• **Exercise instructions**
Find and copy each line of the records where the string "icon" shows up.

## BEGIN

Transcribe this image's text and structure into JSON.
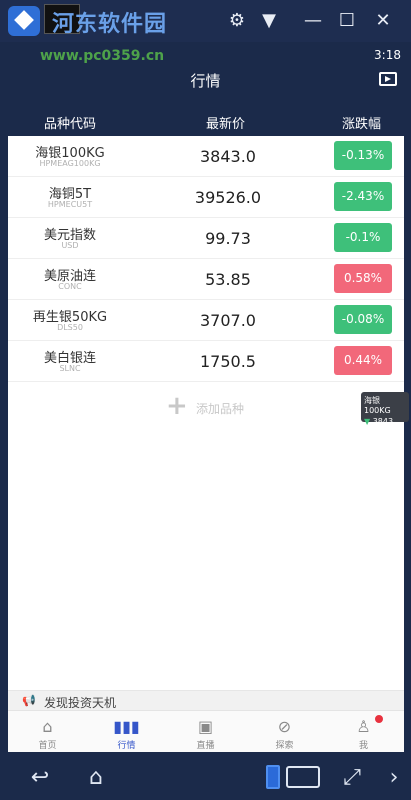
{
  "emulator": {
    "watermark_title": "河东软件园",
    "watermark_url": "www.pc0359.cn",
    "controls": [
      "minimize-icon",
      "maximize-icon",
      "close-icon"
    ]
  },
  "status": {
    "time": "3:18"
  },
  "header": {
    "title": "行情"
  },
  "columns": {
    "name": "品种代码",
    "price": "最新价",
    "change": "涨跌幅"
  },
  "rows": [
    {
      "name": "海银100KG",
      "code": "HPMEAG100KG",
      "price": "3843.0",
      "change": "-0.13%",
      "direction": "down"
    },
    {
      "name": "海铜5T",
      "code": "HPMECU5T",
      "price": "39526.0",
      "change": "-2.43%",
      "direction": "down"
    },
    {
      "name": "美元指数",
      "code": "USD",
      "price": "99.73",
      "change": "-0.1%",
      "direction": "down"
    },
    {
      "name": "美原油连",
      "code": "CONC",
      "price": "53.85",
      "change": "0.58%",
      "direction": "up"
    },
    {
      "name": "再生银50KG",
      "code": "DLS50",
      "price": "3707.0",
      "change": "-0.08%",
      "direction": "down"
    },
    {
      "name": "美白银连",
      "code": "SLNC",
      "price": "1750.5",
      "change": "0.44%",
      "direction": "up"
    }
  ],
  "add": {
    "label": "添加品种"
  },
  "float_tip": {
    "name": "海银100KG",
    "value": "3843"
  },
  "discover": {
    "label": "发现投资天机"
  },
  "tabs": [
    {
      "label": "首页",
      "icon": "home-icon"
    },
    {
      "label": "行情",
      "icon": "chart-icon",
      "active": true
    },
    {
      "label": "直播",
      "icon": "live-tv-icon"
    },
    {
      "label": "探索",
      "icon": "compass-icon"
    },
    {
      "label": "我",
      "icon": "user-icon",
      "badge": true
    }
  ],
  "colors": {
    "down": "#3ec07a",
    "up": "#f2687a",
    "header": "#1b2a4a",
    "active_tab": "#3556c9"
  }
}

## END

• **The output**
      "minimize-icon",
      "maximize-icon",
      "close-icon"
      "icon": "home-icon"
      "icon": "chart-icon",
      "icon": "live-tv-icon"
      "icon": "compass-icon"
      "icon": "user-icon",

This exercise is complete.